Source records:
>>>

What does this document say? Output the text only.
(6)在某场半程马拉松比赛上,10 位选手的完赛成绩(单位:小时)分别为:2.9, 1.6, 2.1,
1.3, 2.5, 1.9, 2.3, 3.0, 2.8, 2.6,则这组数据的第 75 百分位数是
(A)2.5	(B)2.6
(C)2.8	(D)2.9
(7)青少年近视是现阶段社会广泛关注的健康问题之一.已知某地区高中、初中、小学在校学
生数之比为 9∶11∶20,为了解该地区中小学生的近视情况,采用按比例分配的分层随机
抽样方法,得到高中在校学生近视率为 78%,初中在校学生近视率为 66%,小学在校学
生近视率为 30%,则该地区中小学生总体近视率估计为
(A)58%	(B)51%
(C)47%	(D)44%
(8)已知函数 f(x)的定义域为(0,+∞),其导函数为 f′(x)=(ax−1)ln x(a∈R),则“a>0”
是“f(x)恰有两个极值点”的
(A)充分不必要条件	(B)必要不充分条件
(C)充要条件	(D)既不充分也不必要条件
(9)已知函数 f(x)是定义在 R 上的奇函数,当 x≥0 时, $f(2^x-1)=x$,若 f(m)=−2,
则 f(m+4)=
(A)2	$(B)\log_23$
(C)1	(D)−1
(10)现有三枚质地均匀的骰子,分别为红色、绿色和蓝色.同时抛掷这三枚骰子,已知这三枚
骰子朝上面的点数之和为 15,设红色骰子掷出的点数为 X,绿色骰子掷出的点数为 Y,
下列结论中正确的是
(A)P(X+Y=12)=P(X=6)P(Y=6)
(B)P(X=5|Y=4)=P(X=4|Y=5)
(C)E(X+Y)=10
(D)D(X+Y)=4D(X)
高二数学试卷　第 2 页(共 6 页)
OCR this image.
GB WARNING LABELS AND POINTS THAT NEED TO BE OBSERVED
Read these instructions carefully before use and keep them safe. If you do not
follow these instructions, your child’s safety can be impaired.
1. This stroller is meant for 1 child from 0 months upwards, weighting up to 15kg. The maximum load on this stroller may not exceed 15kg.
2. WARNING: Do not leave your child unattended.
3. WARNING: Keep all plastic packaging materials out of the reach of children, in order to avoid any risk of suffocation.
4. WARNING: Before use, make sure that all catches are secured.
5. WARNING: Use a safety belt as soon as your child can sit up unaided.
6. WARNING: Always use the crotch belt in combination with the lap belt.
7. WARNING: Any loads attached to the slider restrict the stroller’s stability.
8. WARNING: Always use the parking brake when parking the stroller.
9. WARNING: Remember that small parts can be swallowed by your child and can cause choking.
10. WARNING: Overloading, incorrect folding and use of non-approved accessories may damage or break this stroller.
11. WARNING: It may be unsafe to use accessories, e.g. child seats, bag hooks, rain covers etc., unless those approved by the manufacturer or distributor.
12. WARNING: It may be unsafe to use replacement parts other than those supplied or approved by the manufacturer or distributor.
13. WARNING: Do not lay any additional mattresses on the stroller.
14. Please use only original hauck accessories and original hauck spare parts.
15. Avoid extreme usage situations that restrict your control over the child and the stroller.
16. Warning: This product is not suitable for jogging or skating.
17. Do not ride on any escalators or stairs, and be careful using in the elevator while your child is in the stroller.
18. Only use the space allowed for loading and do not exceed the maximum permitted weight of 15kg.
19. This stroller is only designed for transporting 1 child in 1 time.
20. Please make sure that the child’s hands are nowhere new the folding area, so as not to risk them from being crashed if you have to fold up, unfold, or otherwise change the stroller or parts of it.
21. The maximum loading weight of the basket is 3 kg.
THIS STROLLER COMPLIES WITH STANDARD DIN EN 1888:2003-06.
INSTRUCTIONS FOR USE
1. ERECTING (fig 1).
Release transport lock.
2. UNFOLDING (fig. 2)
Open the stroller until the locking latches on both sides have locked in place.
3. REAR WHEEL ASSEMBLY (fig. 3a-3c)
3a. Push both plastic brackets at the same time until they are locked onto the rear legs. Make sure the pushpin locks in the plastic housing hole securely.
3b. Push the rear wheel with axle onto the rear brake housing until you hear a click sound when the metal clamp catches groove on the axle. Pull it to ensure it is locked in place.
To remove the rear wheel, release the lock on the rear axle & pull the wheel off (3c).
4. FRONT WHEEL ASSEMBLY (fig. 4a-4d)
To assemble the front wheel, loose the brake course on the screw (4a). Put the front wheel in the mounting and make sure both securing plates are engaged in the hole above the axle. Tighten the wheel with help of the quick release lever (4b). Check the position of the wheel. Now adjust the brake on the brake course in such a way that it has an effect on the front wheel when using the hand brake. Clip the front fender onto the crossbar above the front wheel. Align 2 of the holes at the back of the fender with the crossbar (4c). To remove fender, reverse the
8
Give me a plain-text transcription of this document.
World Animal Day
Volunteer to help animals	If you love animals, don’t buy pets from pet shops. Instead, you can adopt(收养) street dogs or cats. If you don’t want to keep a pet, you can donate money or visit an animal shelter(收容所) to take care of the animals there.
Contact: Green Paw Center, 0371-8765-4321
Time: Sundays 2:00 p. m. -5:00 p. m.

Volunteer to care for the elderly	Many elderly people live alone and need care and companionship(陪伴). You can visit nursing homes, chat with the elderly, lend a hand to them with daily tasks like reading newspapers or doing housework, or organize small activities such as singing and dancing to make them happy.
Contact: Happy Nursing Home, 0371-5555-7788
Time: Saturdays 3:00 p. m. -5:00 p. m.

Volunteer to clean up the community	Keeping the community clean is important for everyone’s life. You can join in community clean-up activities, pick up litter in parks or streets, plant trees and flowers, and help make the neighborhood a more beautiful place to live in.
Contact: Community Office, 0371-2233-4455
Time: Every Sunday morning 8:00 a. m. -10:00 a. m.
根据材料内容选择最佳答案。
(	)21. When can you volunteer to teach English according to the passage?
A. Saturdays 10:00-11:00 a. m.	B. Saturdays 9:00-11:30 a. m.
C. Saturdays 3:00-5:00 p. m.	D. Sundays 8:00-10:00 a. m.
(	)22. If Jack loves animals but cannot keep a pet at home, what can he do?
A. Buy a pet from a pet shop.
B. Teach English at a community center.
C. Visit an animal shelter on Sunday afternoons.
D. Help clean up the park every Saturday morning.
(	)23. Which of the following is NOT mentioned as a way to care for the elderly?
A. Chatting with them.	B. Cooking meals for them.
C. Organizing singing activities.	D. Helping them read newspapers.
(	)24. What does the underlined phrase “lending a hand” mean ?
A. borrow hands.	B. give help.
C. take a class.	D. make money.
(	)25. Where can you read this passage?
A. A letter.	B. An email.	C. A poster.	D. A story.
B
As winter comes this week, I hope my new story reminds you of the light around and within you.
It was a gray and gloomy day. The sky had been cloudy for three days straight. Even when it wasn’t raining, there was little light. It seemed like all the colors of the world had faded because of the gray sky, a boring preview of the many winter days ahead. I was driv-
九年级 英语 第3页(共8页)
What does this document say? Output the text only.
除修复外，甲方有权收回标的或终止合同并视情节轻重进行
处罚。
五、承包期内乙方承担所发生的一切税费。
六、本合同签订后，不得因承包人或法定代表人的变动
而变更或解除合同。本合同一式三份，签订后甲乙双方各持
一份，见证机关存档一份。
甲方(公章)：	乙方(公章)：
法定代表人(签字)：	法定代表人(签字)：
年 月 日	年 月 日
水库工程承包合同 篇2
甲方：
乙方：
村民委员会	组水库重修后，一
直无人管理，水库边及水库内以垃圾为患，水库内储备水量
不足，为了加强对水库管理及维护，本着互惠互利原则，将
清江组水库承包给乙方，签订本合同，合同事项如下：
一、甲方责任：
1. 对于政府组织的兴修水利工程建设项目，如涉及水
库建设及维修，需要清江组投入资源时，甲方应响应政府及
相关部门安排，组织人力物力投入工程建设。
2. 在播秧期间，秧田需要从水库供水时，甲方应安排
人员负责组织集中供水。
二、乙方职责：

<<<

--- The request ---
Restate all of the entries exactly, please.

--- Solution ---
What does this document say? Output the text only.
(6)在某场半程马拉松比赛上,10 位选手的完赛成绩(单位:小时)分别为:2.9, 1.6, 2.1,
1.3, 2.5, 1.9, 2.3, 3.0, 2.8, 2.6,则这组数据的第 75 百分位数是
(A)2.5	(B)2.6
(C)2.8	(D)2.9
(7)青少年近视是现阶段社会广泛关注的健康问题之一.已知某地区高中、初中、小学在校学
生数之比为 9∶11∶20,为了解该地区中小学生的近视情况,采用按比例分配的分层随机
抽样方法,得到高中在校学生近视率为 78%,初中在校学生近视率为 66%,小学在校学
生近视率为 30%,则该地区中小学生总体近视率估计为
(A)58%	(B)51%
(C)47%	(D)44%
(8)已知函数 f(x)的定义域为(0,+∞),其导函数为 f′(x)=(ax−1)ln x(a∈R),则“a>0”
是“f(x)恰有两个极值点”的
(A)充分不必要条件	(B)必要不充分条件
(C)充要条件	(D)既不充分也不必要条件
(9)已知函数 f(x)是定义在 R 上的奇函数,当 x≥0 时, $f(2^x-1)=x$,若 f(m)=−2,
则 f(m+4)=
(A)2	$(B)\log_23$
(C)1	(D)−1
(10)现有三枚质地均匀的骰子,分别为红色、绿色和蓝色.同时抛掷这三枚骰子,已知这三枚
骰子朝上面的点数之和为 15,设红色骰子掷出的点数为 X,绿色骰子掷出的点数为 Y,
下列结论中正确的是
(A)P(X+Y=12)=P(X=6)P(Y=6)
(B)P(X=5|Y=4)=P(X=4|Y=5)
(C)E(X+Y)=10
(D)D(X+Y)=4D(X)
高二数学试卷　第 2 页(共 6 页)
OCR this image.
GB WARNING LABELS AND POINTS THAT NEED TO BE OBSERVED
Read these instructions carefully before use and keep them safe. If you do not
follow these instructions, your child’s safety can be impaired.
1. This stroller is meant for 1 child from 0 months upwards, weighting up to 15kg. The maximum load on this stroller may not exceed 15kg.
2. WARNING: Do not leave your child unattended.
3. WARNING: Keep all plastic packaging materials out of the reach of children, in order to avoid any risk of suffocation.
4. WARNING: Before use, make sure that all catches are secured.
5. WARNING: Use a safety belt as soon as your child can sit up unaided.
6. WARNING: Always use the crotch belt in combination with the lap belt.
7. WARNING: Any loads attached to the slider restrict the stroller’s stability.
8. WARNING: Always use the parking brake when parking the stroller.
9. WARNING: Remember that small parts can be swallowed by your child and can cause choking.
10. WARNING: Overloading, incorrect folding and use of non-approved accessories may damage or break this stroller.
11. WARNING: It may be unsafe to use accessories, e.g. child seats, bag hooks, rain covers etc., unless those approved by the manufacturer or distributor.
12. WARNING: It may be unsafe to use replacement parts other than those supplied or approved by the manufacturer or distributor.
13. WARNING: Do not lay any additional mattresses on the stroller.
14. Please use only original hauck accessories and original hauck spare parts.
15. Avoid extreme usage situations that restrict your control over the child and the stroller.
16. Warning: This product is not suitable for jogging or skating.
17. Do not ride on any escalators or stairs, and be careful using in the elevator while your child is in the stroller.
18. Only use the space allowed for loading and do not exceed the maximum permitted weight of 15kg.
19. This stroller is only designed for transporting 1 child in 1 time.
20. Please make sure that the child’s hands are nowhere new the folding area, so as not to risk them from being crashed if you have to fold up, unfold, or otherwise change the stroller or parts of it.
21. The maximum loading weight of the basket is 3 kg.
THIS STROLLER COMPLIES WITH STANDARD DIN EN 1888:2003-06.
INSTRUCTIONS FOR USE
1. ERECTING (fig 1).
Release transport lock.
2. UNFOLDING (fig. 2)
Open the stroller until the locking latches on both sides have locked in place.
3. REAR WHEEL ASSEMBLY (fig. 3a-3c)
3a. Push both plastic brackets at the same time until they are locked onto the rear legs. Make sure the pushpin locks in the plastic housing hole securely.
3b. Push the rear wheel with axle onto the rear brake housing until you hear a click sound when the metal clamp catches groove on the axle. Pull it to ensure it is locked in place.
To remove the rear wheel, release the lock on the rear axle & pull the wheel off (3c).
4. FRONT WHEEL ASSEMBLY (fig. 4a-4d)
To assemble the front wheel, loose the brake course on the screw (4a). Put the front wheel in the mounting and make sure both securing plates are engaged in the hole above the axle. Tighten the wheel with help of the quick release lever (4b). Check the position of the wheel. Now adjust the brake on the brake course in such a way that it has an effect on the front wheel when using the hand brake. Clip the front fender onto the crossbar above the front wheel. Align 2 of the holes at the back of the fender with the crossbar (4c). To remove fender, reverse the
8
Give me a plain-text transcription of this document.
World Animal Day
Volunteer to help animals	If you love animals, don’t buy pets from pet shops. Instead, you can adopt(收养) street dogs or cats. If you don’t want to keep a pet, you can donate money or visit an animal shelter(收容所) to take care of the animals there.
Contact: Green Paw Center, 0371-8765-4321
Time: Sundays 2:00 p. m. -5:00 p. m.

Volunteer to care for the elderly	Many elderly people live alone and need care and companionship(陪伴). You can visit nursing homes, chat with the elderly, lend a hand to them with daily tasks like reading newspapers or doing housework, or organize small activities such as singing and dancing to make them happy.
Contact: Happy Nursing Home, 0371-5555-7788
Time: Saturdays 3:00 p. m. -5:00 p. m.

Volunteer to clean up the community	Keeping the community clean is important for everyone’s life. You can join in community clean-up activities, pick up litter in parks or streets, plant trees and flowers, and help make the neighborhood a more beautiful place to live in.
Contact: Community Office, 0371-2233-4455
Time: Every Sunday morning 8:00 a. m. -10:00 a. m.
根据材料内容选择最佳答案。
(	)21. When can you volunteer to teach English according to the passage?
A. Saturdays 10:00-11:00 a. m.	B. Saturdays 9:00-11:30 a. m.
C. Saturdays 3:00-5:00 p. m.	D. Sundays 8:00-10:00 a. m.
(	)22. If Jack loves animals but cannot keep a pet at home, what can he do?
A. Buy a pet from a pet shop.
B. Teach English at a community center.
C. Visit an animal shelter on Sunday afternoons.
D. Help clean up the park every Saturday morning.
(	)23. Which of the following is NOT mentioned as a way to care for the elderly?
A. Chatting with them.	B. Cooking meals for them.
C. Organizing singing activities.	D. Helping them read newspapers.
(	)24. What does the underlined phrase “lending a hand” mean ?
A. borrow hands.	B. give help.
C. take a class.	D. make money.
(	)25. Where can you read this passage?
A. A letter.	B. An email.	C. A poster.	D. A story.
B
As winter comes this week, I hope my new story reminds you of the light around and within you.
It was a gray and gloomy day. The sky had been cloudy for three days straight. Even when it wasn’t raining, there was little light. It seemed like all the colors of the world had faded because of the gray sky, a boring preview of the many winter days ahead. I was driv-
九年级 英语 第3页(共8页)
What does this document say? Output the text only.
除修复外，甲方有权收回标的或终止合同并视情节轻重进行
处罚。
五、承包期内乙方承担所发生的一切税费。
六、本合同签订后，不得因承包人或法定代表人的变动
而变更或解除合同。本合同一式三份，签订后甲乙双方各持
一份，见证机关存档一份。
甲方(公章)：	乙方(公章)：
法定代表人(签字)：	法定代表人(签字)：
年 月 日	年 月 日
水库工程承包合同 篇2
甲方：
乙方：
村民委员会	组水库重修后，一
直无人管理，水库边及水库内以垃圾为患，水库内储备水量
不足，为了加强对水库管理及维护，本着互惠互利原则，将
清江组水库承包给乙方，签订本合同，合同事项如下：
一、甲方责任：
1. 对于政府组织的兴修水利工程建设项目，如涉及水
库建设及维修，需要清江组投入资源时，甲方应响应政府及
相关部门安排，组织人力物力投入工程建设。
2. 在播秧期间，秧田需要从水库供水时，甲方应安排
人员负责组织集中供水。
二、乙方职责：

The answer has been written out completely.